(Stored records)
— start —

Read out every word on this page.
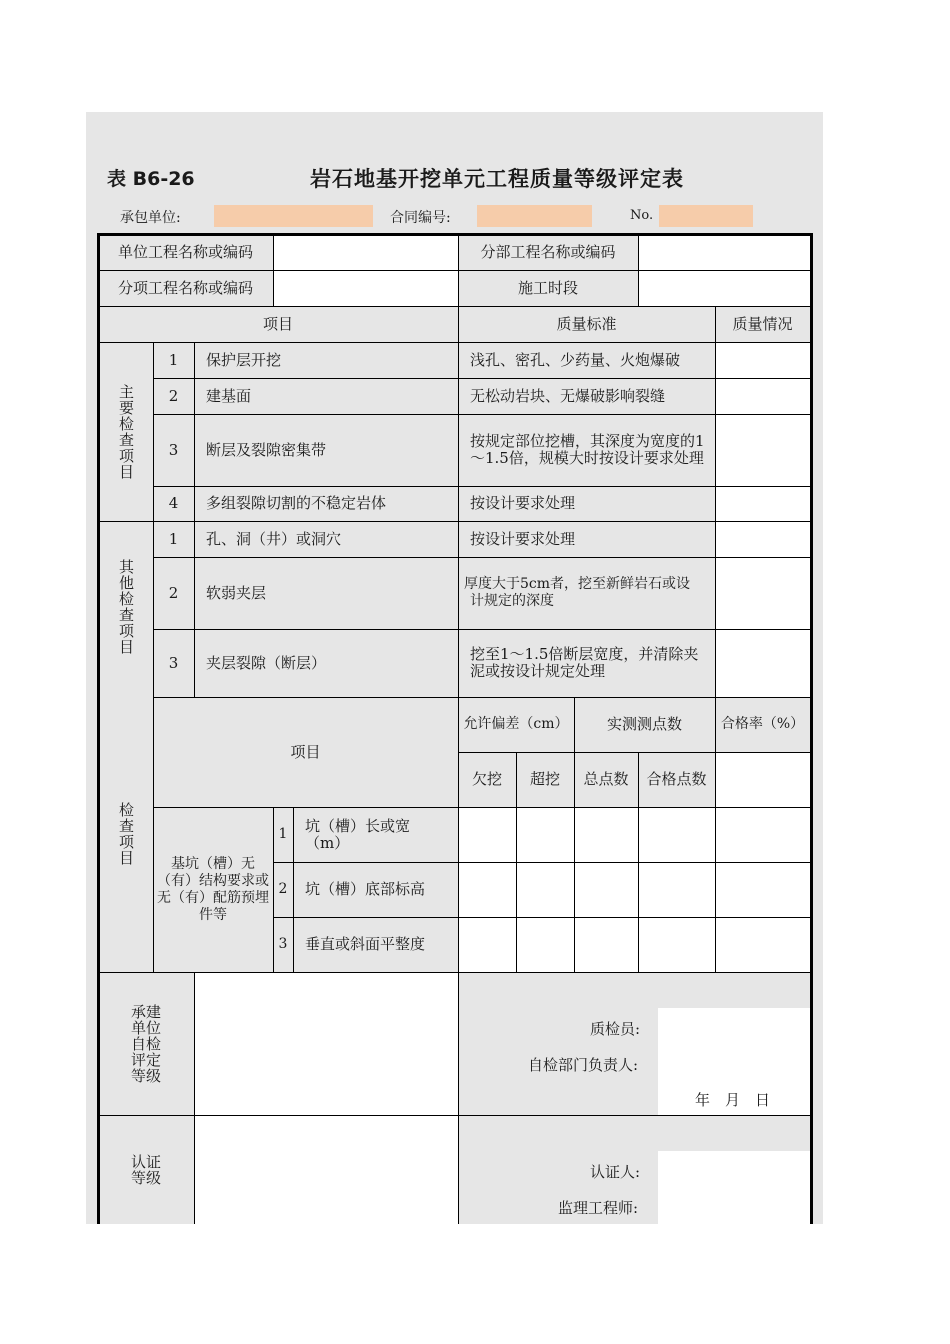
表 B6-26	岩石地基开挖单元工程质量等级评定表
承包单位:	合同编号:	No.
单位工程名称或编码	分部工程名称或编码
分项工程名称或编码	施工时段
项目	质量标准	质量情况
主要检查项目
1	保护层开挖	浅孔、密孔、少药量、火炮爆破
2	建基面	无松动岩块、无爆破影响裂缝
3	断层及裂隙密集带	按规定部位挖槽，其深度为宽度的1～1.5倍，规模大时按设计要求处理
4	多组裂隙切割的不稳定岩体	按设计要求处理
其他检查项目
1	孔、洞（井）或洞穴	按设计要求处理
2	软弱夹层	厚度大于5cm者，挖至新鲜岩石或设
计规定的深度
3	夹层裂隙（断层）	挖至1～1.5倍断层宽度，并清除夹泥或按设计规定处理
检查项目
项目
允许偏差（cm）	实测测点数	合格率（%）
欠挖	超挖	总点数	合格点数
基坑（槽）无（有）结构要求或无（有）配筋预埋件等
1	坑（槽）长或宽（m）
2	坑（槽）底部标高
3	垂直或斜面平整度
承建单位自检评定等级
质检员:
自检部门负责人:
年　月　日
认证等级	认证人:
监理工程师:
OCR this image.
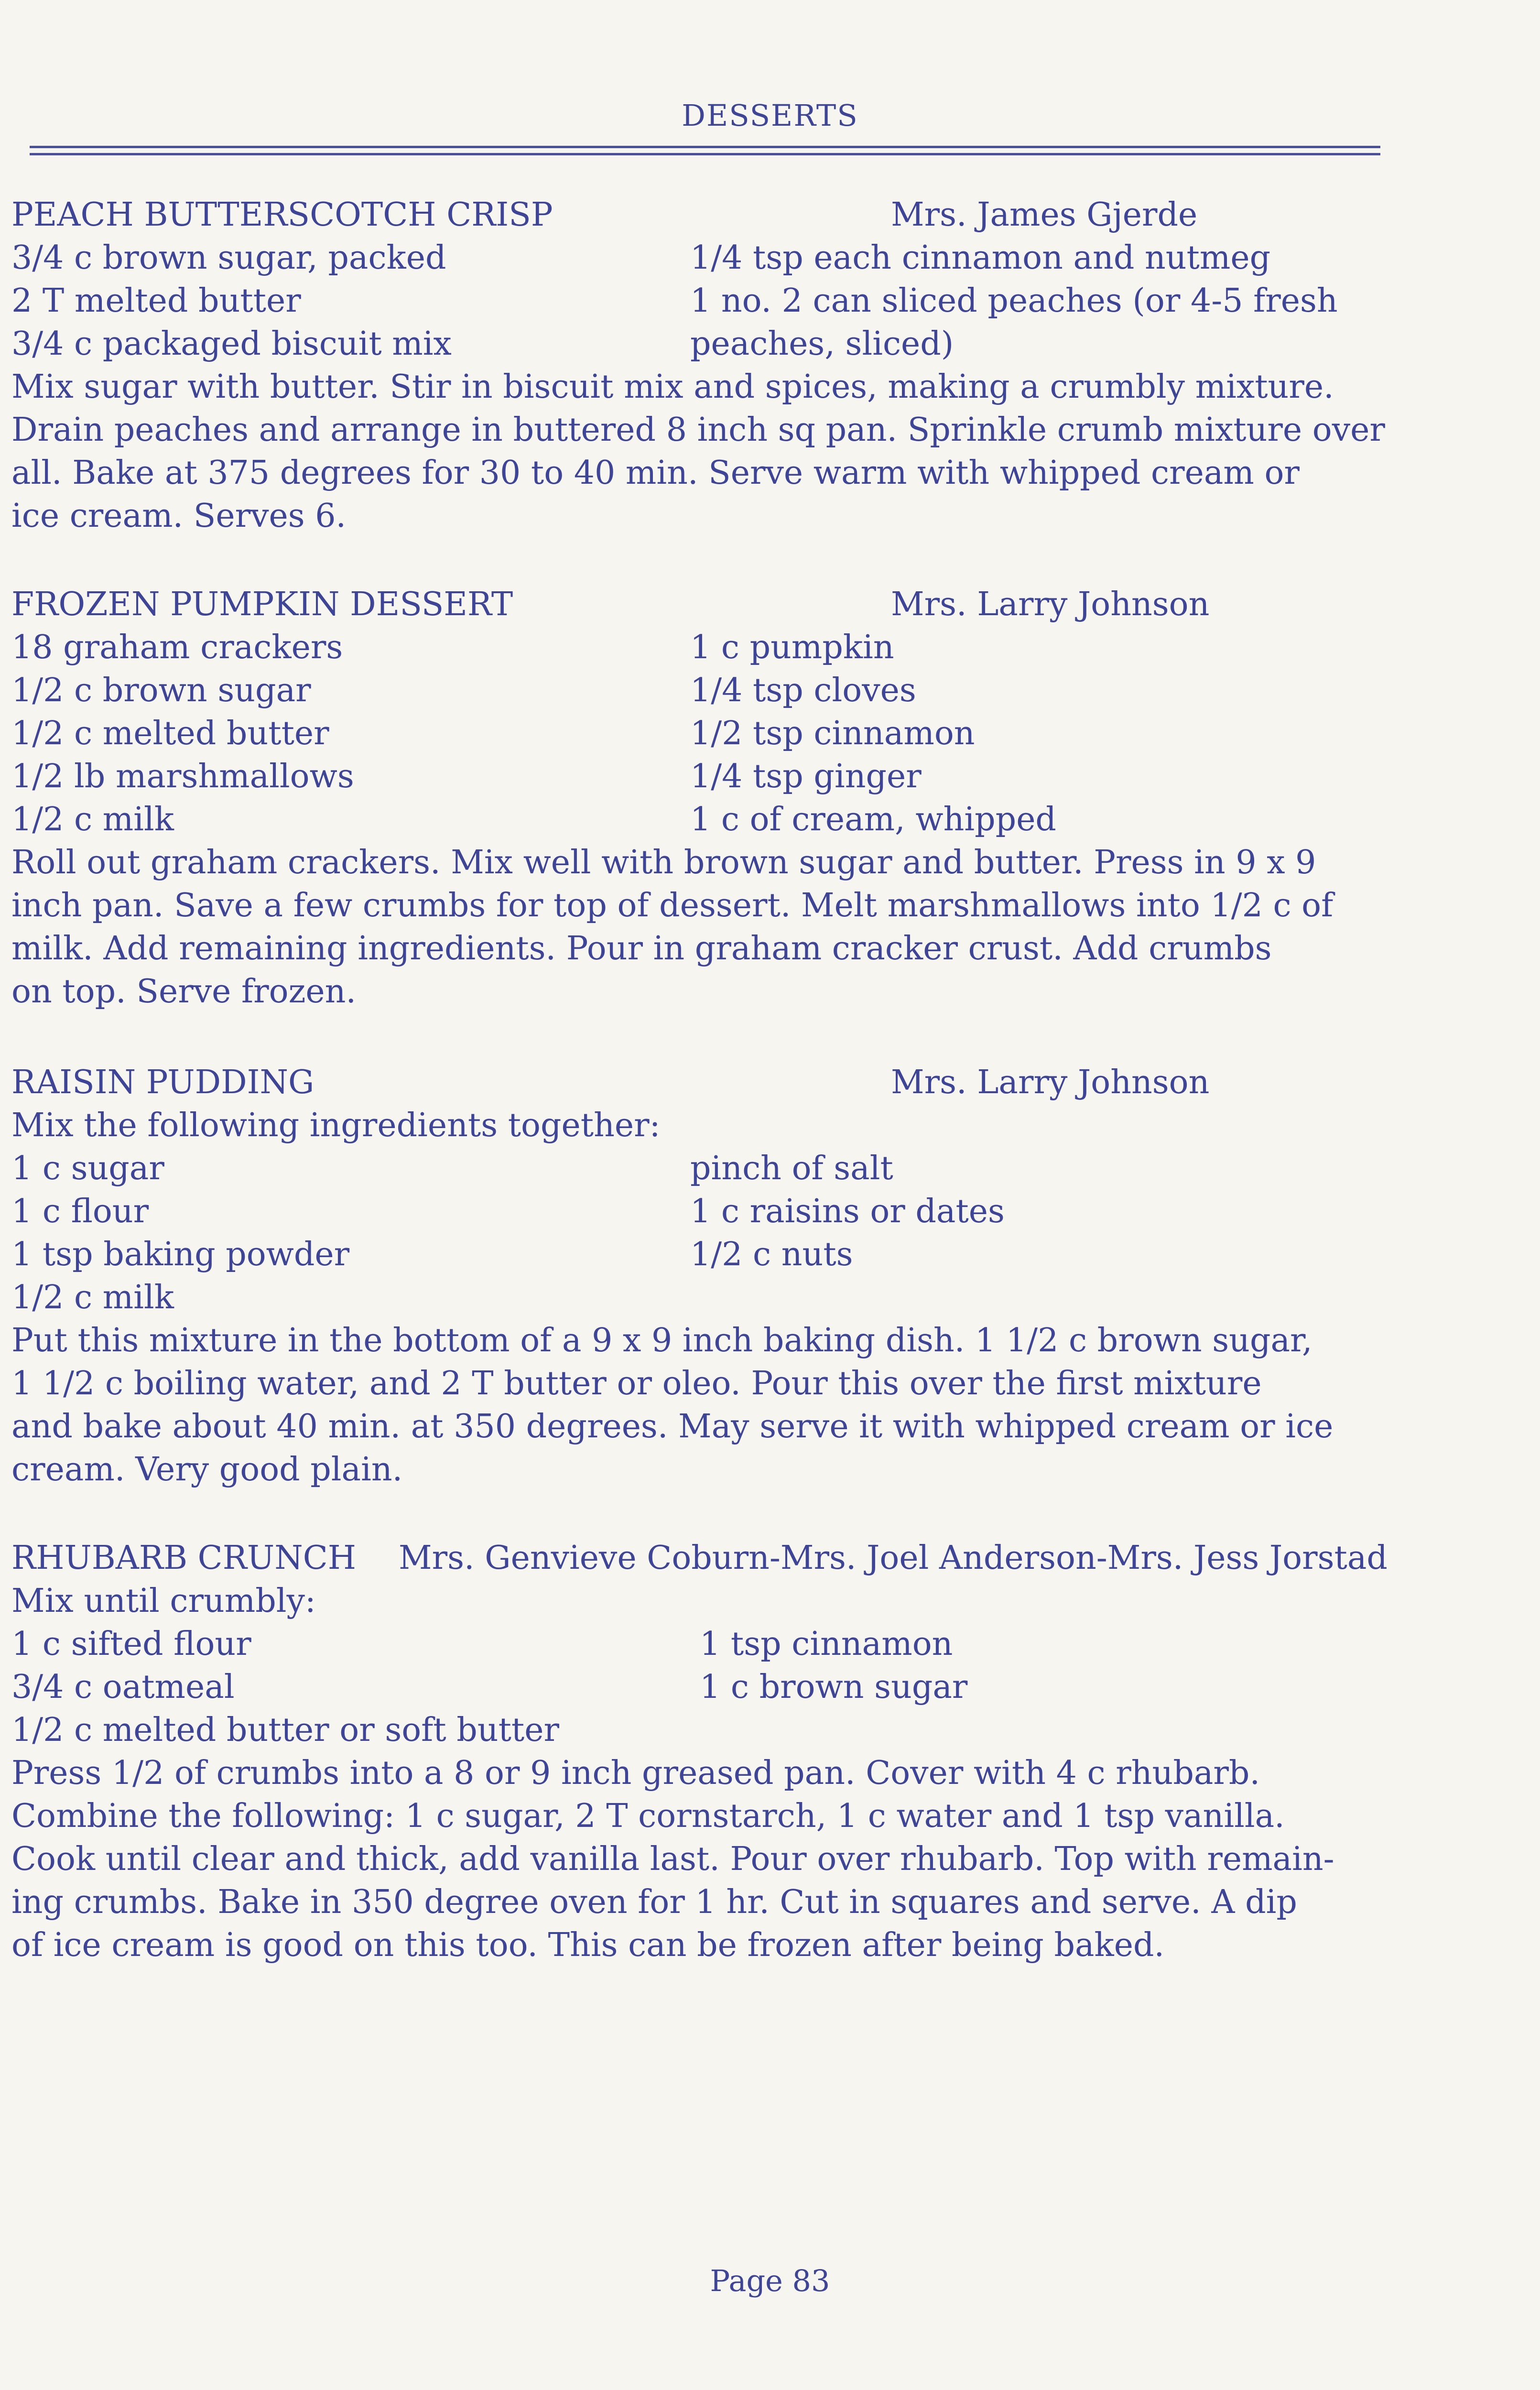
DESSERTS
PEACH BUTTERSCOTCH CRISP	Mrs. James Gjerde
3/4 c brown sugar, packed	1/4 tsp each cinnamon and nutmeg
2 T melted butter	1 no. 2 can sliced peaches (or 4-5 fresh
3/4 c packaged biscuit mix	peaches, sliced)
Mix sugar with butter. Stir in biscuit mix and spices, making a crumbly mixture.
Drain peaches and arrange in buttered 8 inch sq pan. Sprinkle crumb mixture over
all. Bake at 375 degrees for 30 to 40 min. Serve warm with whipped cream or
ice cream. Serves 6.
FROZEN PUMPKIN DESSERT	Mrs. Larry Johnson
18 graham crackers	1 c pumpkin
1/2 c brown sugar	1/4 tsp cloves
1/2 c melted butter	1/2 tsp cinnamon
1/2 lb marshmallows	1/4 tsp ginger
1/2 c milk	1 c of cream, whipped
Roll out graham crackers. Mix well with brown sugar and butter. Press in 9 x 9
inch pan. Save a few crumbs for top of dessert. Melt marshmallows into 1/2 c of
milk. Add remaining ingredients. Pour in graham cracker crust. Add crumbs
on top. Serve frozen.
RAISIN PUDDING	Mrs. Larry Johnson
Mix the following ingredients together:
1 c sugar	pinch of salt
1 c flour	1 c raisins or dates
1 tsp baking powder	1/2 c nuts
1/2 c milk
Put this mixture in the bottom of a 9 x 9 inch baking dish. 1 1/2 c brown sugar,
1 1/2 c boiling water, and 2 T butter or oleo. Pour this over the first mixture
and bake about 40 min. at 350 degrees. May serve it with whipped cream or ice
cream. Very good plain.
RHUBARB CRUNCH Mrs. Genvieve Coburn-Mrs. Joel Anderson-Mrs. Jess Jorstad
Mix until crumbly:
1 c sifted flour	1 tsp cinnamon
3/4 c oatmeal	1 c brown sugar
1/2 c melted butter or soft butter
Press 1/2 of crumbs into a 8 or 9 inch greased pan. Cover with 4 c rhubarb.
Combine the following: 1 c sugar, 2 T cornstarch, 1 c water and 1 tsp vanilla.
Cook until clear and thick, add vanilla last. Pour over rhubarb. Top with remain-
ing crumbs. Bake in 350 degree oven for 1 hr. Cut in squares and serve. A dip
of ice cream is good on this too. This can be frozen after being baked.
Page 83
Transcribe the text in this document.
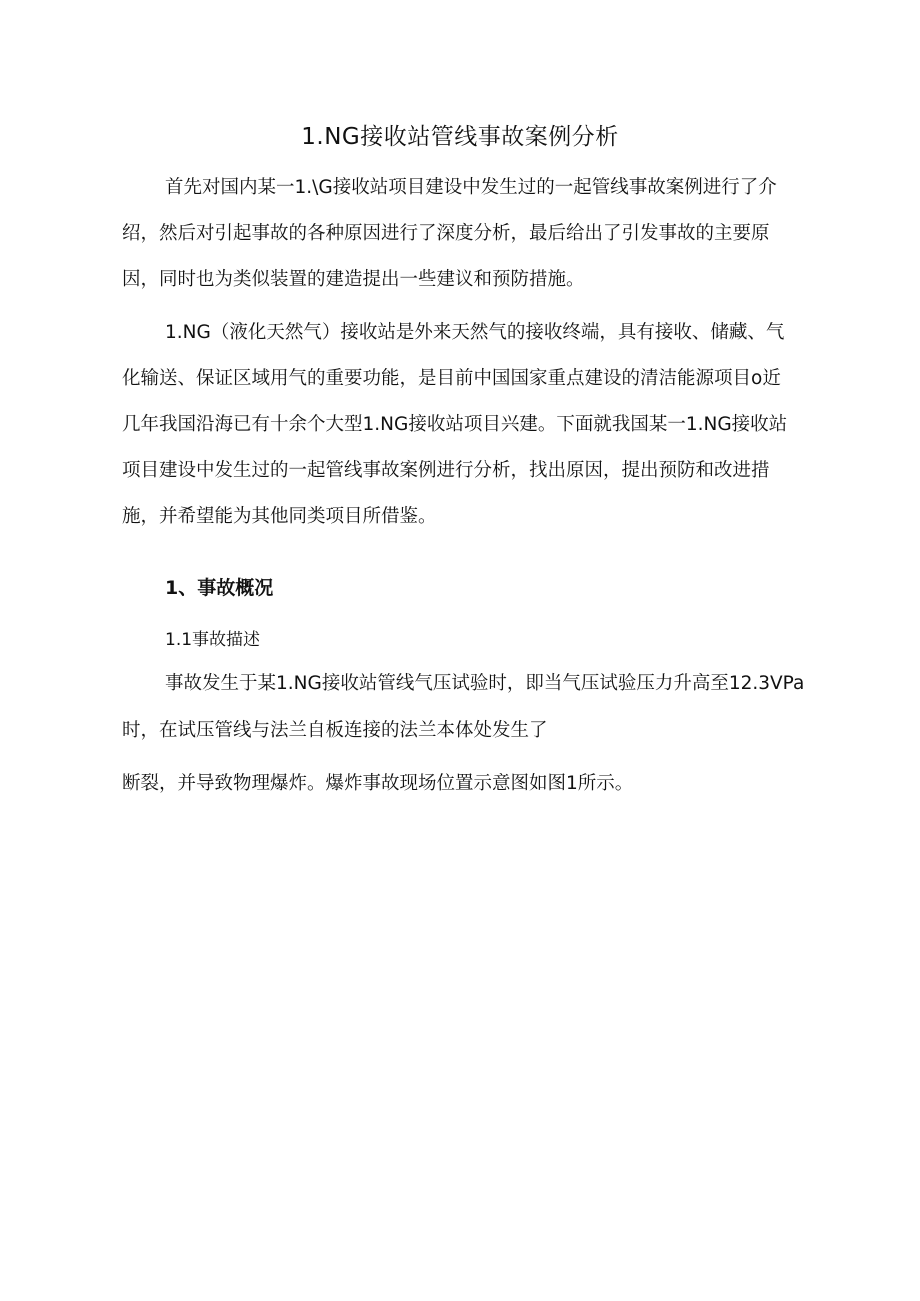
1.NG接收站管线事故案例分析
首先对国内某一1.\G接收站项目建设中发生过的一起管线事故案例进行了介
绍，然后对引起事故的各种原因进行了深度分析，最后给出了引发事故的主要原
因，同时也为类似装置的建造提出一些建议和预防措施。
1.NG（液化天然气）接收站是外来天然气的接收终端，具有接收、储藏、气
化输送、保证区域用气的重要功能，是目前中国国家重点建设的清洁能源项目o近
几年我国沿海已有十余个大型1.NG接收站项目兴建。下面就我国某一1.NG接收站
项目建设中发生过的一起管线事故案例进行分析，找出原因，提出预防和改进措
施，并希望能为其他同类项目所借鉴。
1、事故概况
1.1事故描述
事故发生于某1.NG接收站管线气压试验时，即当气压试验压力升高至12.3VPa
时，在试压管线与法兰自板连接的法兰本体处发生了
断裂，并导致物理爆炸。爆炸事故现场位置示意图如图1所示。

— end —

**Task statement:** Will you set down the records word for word while leaving out every picture?

**Task output:**
Read out every word on this page.
表 B6-26	岩石地基开挖单元工程质量等级评定表
承包单位:	合同编号:	No.
单位工程名称或编码	分部工程名称或编码
分项工程名称或编码	施工时段
项目	质量标准	质量情况
主要检查项目
1	保护层开挖	浅孔、密孔、少药量、火炮爆破
2	建基面	无松动岩块、无爆破影响裂缝
3	断层及裂隙密集带	按规定部位挖槽，其深度为宽度的1～1.5倍，规模大时按设计要求处理
4	多组裂隙切割的不稳定岩体	按设计要求处理
其他检查项目
1	孔、洞（井）或洞穴	按设计要求处理
2	软弱夹层	厚度大于5cm者，挖至新鲜岩石或设
计规定的深度
3	夹层裂隙（断层）	挖至1～1.5倍断层宽度，并清除夹泥或按设计规定处理
检查项目
项目
允许偏差（cm）	实测测点数	合格率（%）
欠挖	超挖	总点数	合格点数
基坑（槽）无（有）结构要求或无（有）配筋预埋件等
1	坑（槽）长或宽（m）
2	坑（槽）底部标高
3	垂直或斜面平整度
承建单位自检评定等级
质检员:
自检部门负责人:
年　月　日
认证等级	认证人:
监理工程师:
OCR this image.
DESSERTS
PEACH BUTTERSCOTCH CRISP	Mrs. James Gjerde
3/4 c brown sugar, packed	1/4 tsp each cinnamon and nutmeg
2 T melted butter	1 no. 2 can sliced peaches (or 4-5 fresh
3/4 c packaged biscuit mix	peaches, sliced)
Mix sugar with butter. Stir in biscuit mix and spices, making a crumbly mixture.
Drain peaches and arrange in buttered 8 inch sq pan. Sprinkle crumb mixture over
all. Bake at 375 degrees for 30 to 40 min. Serve warm with whipped cream or
ice cream. Serves 6.
FROZEN PUMPKIN DESSERT	Mrs. Larry Johnson
18 graham crackers	1 c pumpkin
1/2 c brown sugar	1/4 tsp cloves
1/2 c melted butter	1/2 tsp cinnamon
1/2 lb marshmallows	1/4 tsp ginger
1/2 c milk	1 c of cream, whipped
Roll out graham crackers. Mix well with brown sugar and butter. Press in 9 x 9
inch pan. Save a few crumbs for top of dessert. Melt marshmallows into 1/2 c of
milk. Add remaining ingredients. Pour in graham cracker crust. Add crumbs
on top. Serve frozen.
RAISIN PUDDING	Mrs. Larry Johnson
Mix the following ingredients together:
1 c sugar	pinch of salt
1 c flour	1 c raisins or dates
1 tsp baking powder	1/2 c nuts
1/2 c milk
Put this mixture in the bottom of a 9 x 9 inch baking dish. 1 1/2 c brown sugar,
1 1/2 c boiling water, and 2 T butter or oleo. Pour this over the first mixture
and bake about 40 min. at 350 degrees. May serve it with whipped cream or ice
cream. Very good plain.
RHUBARB CRUNCH Mrs. Genvieve Coburn-Mrs. Joel Anderson-Mrs. Jess Jorstad
Mix until crumbly:
1 c sifted flour	1 tsp cinnamon
3/4 c oatmeal	1 c brown sugar
1/2 c melted butter or soft butter
Press 1/2 of crumbs into a 8 or 9 inch greased pan. Cover with 4 c rhubarb.
Combine the following: 1 c sugar, 2 T cornstarch, 1 c water and 1 tsp vanilla.
Cook until clear and thick, add vanilla last. Pour over rhubarb. Top with remain-
ing crumbs. Bake in 350 degree oven for 1 hr. Cut in squares and serve. A dip
of ice cream is good on this too. This can be frozen after being baked.
Page 83
Transcribe the text in this document.
1.NG接收站管线事故案例分析
首先对国内某一1.\G接收站项目建设中发生过的一起管线事故案例进行了介
绍，然后对引起事故的各种原因进行了深度分析，最后给出了引发事故的主要原
因，同时也为类似装置的建造提出一些建议和预防措施。
1.NG（液化天然气）接收站是外来天然气的接收终端，具有接收、储藏、气
化输送、保证区域用气的重要功能，是目前中国国家重点建设的清洁能源项目o近
几年我国沿海已有十余个大型1.NG接收站项目兴建。下面就我国某一1.NG接收站
项目建设中发生过的一起管线事故案例进行分析，找出原因，提出预防和改进措
施，并希望能为其他同类项目所借鉴。
1、事故概况
1.1事故描述
事故发生于某1.NG接收站管线气压试验时，即当气压试验压力升高至12.3VPa
时，在试压管线与法兰自板连接的法兰本体处发生了
断裂，并导致物理爆炸。爆炸事故现场位置示意图如图1所示。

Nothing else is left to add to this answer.